*Exercise details*
Here are some records; return them all exactly.

━━ Given records

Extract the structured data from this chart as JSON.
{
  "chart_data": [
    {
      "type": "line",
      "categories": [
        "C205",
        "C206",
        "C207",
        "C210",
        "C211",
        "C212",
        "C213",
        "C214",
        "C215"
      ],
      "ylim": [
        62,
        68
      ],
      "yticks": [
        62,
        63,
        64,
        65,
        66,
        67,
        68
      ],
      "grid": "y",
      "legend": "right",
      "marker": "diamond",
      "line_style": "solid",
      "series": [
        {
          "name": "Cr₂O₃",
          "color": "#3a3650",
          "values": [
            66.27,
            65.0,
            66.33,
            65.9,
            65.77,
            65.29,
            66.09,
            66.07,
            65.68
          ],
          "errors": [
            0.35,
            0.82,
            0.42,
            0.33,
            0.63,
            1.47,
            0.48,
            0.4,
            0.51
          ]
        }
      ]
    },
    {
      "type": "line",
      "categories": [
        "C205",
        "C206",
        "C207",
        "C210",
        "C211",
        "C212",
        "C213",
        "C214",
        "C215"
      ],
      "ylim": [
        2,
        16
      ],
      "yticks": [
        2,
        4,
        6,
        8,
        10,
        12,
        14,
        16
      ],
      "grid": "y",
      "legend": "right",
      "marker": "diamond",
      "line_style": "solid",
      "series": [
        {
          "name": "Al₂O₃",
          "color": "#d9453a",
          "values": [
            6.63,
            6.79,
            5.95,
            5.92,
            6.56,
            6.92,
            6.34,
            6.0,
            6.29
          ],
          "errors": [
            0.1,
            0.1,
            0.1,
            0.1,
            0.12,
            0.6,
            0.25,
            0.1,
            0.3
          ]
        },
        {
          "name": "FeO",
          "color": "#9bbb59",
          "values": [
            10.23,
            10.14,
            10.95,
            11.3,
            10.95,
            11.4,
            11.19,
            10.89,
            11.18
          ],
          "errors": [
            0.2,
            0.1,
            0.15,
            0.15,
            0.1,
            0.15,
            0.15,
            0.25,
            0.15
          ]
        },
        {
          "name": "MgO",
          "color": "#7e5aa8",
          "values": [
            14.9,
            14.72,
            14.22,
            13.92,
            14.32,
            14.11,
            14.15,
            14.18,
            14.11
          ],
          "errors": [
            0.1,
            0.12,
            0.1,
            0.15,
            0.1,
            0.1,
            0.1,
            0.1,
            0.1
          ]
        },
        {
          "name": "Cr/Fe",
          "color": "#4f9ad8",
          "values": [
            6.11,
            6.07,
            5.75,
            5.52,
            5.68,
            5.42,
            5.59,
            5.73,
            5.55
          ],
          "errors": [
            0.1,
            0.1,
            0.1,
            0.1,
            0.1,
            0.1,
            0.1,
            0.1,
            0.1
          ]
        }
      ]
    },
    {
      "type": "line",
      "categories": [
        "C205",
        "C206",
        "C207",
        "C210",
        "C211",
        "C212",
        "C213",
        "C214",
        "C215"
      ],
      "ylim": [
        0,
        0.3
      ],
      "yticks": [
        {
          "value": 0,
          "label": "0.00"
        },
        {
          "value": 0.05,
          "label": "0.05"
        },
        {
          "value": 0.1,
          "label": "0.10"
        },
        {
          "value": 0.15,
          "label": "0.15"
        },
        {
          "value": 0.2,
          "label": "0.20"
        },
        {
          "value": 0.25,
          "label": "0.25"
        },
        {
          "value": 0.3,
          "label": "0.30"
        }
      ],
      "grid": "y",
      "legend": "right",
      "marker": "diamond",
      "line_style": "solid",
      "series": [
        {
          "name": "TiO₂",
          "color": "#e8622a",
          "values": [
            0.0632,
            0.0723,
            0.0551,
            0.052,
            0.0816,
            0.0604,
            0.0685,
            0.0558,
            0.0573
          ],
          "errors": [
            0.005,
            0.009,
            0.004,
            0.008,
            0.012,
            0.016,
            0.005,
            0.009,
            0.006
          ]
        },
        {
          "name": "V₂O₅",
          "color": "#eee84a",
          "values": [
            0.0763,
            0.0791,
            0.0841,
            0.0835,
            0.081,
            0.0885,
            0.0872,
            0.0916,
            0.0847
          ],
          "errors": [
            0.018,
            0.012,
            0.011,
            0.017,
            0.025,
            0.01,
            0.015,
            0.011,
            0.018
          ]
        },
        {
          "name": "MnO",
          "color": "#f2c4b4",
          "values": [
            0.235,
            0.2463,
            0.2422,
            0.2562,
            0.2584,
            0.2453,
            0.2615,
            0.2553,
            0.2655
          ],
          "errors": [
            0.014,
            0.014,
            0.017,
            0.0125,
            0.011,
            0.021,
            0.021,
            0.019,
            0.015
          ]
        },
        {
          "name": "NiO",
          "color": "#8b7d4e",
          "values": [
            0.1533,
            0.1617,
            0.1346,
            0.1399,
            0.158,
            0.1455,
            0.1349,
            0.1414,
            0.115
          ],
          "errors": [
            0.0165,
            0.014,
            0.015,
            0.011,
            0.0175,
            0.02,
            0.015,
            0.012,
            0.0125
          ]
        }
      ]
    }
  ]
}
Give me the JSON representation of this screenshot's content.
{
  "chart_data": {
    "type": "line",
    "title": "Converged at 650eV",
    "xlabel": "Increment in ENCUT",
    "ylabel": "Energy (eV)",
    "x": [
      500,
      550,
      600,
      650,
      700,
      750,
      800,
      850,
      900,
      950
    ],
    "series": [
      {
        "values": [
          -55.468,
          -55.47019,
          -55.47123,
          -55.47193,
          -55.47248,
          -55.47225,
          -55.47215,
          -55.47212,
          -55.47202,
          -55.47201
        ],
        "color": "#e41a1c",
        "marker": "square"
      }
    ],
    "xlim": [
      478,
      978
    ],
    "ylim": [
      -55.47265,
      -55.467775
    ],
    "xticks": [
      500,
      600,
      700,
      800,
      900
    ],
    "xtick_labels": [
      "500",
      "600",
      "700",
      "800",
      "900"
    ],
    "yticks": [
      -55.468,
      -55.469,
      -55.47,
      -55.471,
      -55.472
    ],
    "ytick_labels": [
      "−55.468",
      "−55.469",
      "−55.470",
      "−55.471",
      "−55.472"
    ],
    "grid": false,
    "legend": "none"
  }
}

━━━━

*Task answer*
Extract the structured data from this chart as JSON.
{
  "chart_data": [
    {
      "type": "line",
      "categories": [
        "C205",
        "C206",
        "C207",
        "C210",
        "C211",
        "C212",
        "C213",
        "C214",
        "C215"
      ],
      "ylim": [
        62,
        68
      ],
      "yticks": [
        62,
        63,
        64,
        65,
        66,
        67,
        68
      ],
      "grid": "y",
      "legend": "right",
      "marker": "diamond",
      "line_style": "solid",
      "series": [
        {
          "name": "Cr₂O₃",
          "color": "#3a3650",
          "values": [
            66.27,
            65.0,
            66.33,
            65.9,
            65.77,
            65.29,
            66.09,
            66.07,
            65.68
          ],
          "errors": [
            0.35,
            0.82,
            0.42,
            0.33,
            0.63,
            1.47,
            0.48,
            0.4,
            0.51
          ]
        }
      ]
    },
    {
      "type": "line",
      "categories": [
        "C205",
        "C206",
        "C207",
        "C210",
        "C211",
        "C212",
        "C213",
        "C214",
        "C215"
      ],
      "ylim": [
        2,
        16
      ],
      "yticks": [
        2,
        4,
        6,
        8,
        10,
        12,
        14,
        16
      ],
      "grid": "y",
      "legend": "right",
      "marker": "diamond",
      "line_style": "solid",
      "series": [
        {
          "name": "Al₂O₃",
          "color": "#d9453a",
          "values": [
            6.63,
            6.79,
            5.95,
            5.92,
            6.56,
            6.92,
            6.34,
            6.0,
            6.29
          ],
          "errors": [
            0.1,
            0.1,
            0.1,
            0.1,
            0.12,
            0.6,
            0.25,
            0.1,
            0.3
          ]
        },
        {
          "name": "FeO",
          "color": "#9bbb59",
          "values": [
            10.23,
            10.14,
            10.95,
            11.3,
            10.95,
            11.4,
            11.19,
            10.89,
            11.18
          ],
          "errors": [
            0.2,
            0.1,
            0.15,
            0.15,
            0.1,
            0.15,
            0.15,
            0.25,
            0.15
          ]
        },
        {
          "name": "MgO",
          "color": "#7e5aa8",
          "values": [
            14.9,
            14.72,
            14.22,
            13.92,
            14.32,
            14.11,
            14.15,
            14.18,
            14.11
          ],
          "errors": [
            0.1,
            0.12,
            0.1,
            0.15,
            0.1,
            0.1,
            0.1,
            0.1,
            0.1
          ]
        },
        {
          "name": "Cr/Fe",
          "color": "#4f9ad8",
          "values": [
            6.11,
            6.07,
            5.75,
            5.52,
            5.68,
            5.42,
            5.59,
            5.73,
            5.55
          ],
          "errors": [
            0.1,
            0.1,
            0.1,
            0.1,
            0.1,
            0.1,
            0.1,
            0.1,
            0.1
          ]
        }
      ]
    },
    {
      "type": "line",
      "categories": [
        "C205",
        "C206",
        "C207",
        "C210",
        "C211",
        "C212",
        "C213",
        "C214",
        "C215"
      ],
      "ylim": [
        0,
        0.3
      ],
      "yticks": [
        {
          "value": 0,
          "label": "0.00"
        },
        {
          "value": 0.05,
          "label": "0.05"
        },
        {
          "value": 0.1,
          "label": "0.10"
        },
        {
          "value": 0.15,
          "label": "0.15"
        },
        {
          "value": 0.2,
          "label": "0.20"
        },
        {
          "value": 0.25,
          "label": "0.25"
        },
        {
          "value": 0.3,
          "label": "0.30"
        }
      ],
      "grid": "y",
      "legend": "right",
      "marker": "diamond",
      "line_style": "solid",
      "series": [
        {
          "name": "TiO₂",
          "color": "#e8622a",
          "values": [
            0.0632,
            0.0723,
            0.0551,
            0.052,
            0.0816,
            0.0604,
            0.0685,
            0.0558,
            0.0573
          ],
          "errors": [
            0.005,
            0.009,
            0.004,
            0.008,
            0.012,
            0.016,
            0.005,
            0.009,
            0.006
          ]
        },
        {
          "name": "V₂O₅",
          "color": "#eee84a",
          "values": [
            0.0763,
            0.0791,
            0.0841,
            0.0835,
            0.081,
            0.0885,
            0.0872,
            0.0916,
            0.0847
          ],
          "errors": [
            0.018,
            0.012,
            0.011,
            0.017,
            0.025,
            0.01,
            0.015,
            0.011,
            0.018
          ]
        },
        {
          "name": "MnO",
          "color": "#f2c4b4",
          "values": [
            0.235,
            0.2463,
            0.2422,
            0.2562,
            0.2584,
            0.2453,
            0.2615,
            0.2553,
            0.2655
          ],
          "errors": [
            0.014,
            0.014,
            0.017,
            0.0125,
            0.011,
            0.021,
            0.021,
            0.019,
            0.015
          ]
        },
        {
          "name": "NiO",
          "color": "#8b7d4e",
          "values": [
            0.1533,
            0.1617,
            0.1346,
            0.1399,
            0.158,
            0.1455,
            0.1349,
            0.1414,
            0.115
          ],
          "errors": [
            0.0165,
            0.014,
            0.015,
            0.011,
            0.0175,
            0.02,
            0.015,
            0.012,
            0.0125
          ]
        }
      ]
    }
  ]
}
Give me the JSON representation of this screenshot's content.
{
  "chart_data": {
    "type": "line",
    "title": "Converged at 650eV",
    "xlabel": "Increment in ENCUT",
    "ylabel": "Energy (eV)",
    "x": [
      500,
      550,
      600,
      650,
      700,
      750,
      800,
      850,
      900,
      950
    ],
    "series": [
      {
        "values": [
          -55.468,
          -55.47019,
          -55.47123,
          -55.47193,
          -55.47248,
          -55.47225,
          -55.47215,
          -55.47212,
          -55.47202,
          -55.47201
        ],
        "color": "#e41a1c",
        "marker": "square"
      }
    ],
    "xlim": [
      478,
      978
    ],
    "ylim": [
      -55.47265,
      -55.467775
    ],
    "xticks": [
      500,
      600,
      700,
      800,
      900
    ],
    "xtick_labels": [
      "500",
      "600",
      "700",
      "800",
      "900"
    ],
    "yticks": [
      -55.468,
      -55.469,
      -55.47,
      -55.471,
      -55.472
    ],
    "ytick_labels": [
      "−55.468",
      "−55.469",
      "−55.470",
      "−55.471",
      "−55.472"
    ],
    "grid": false,
    "legend": "none"
  }
}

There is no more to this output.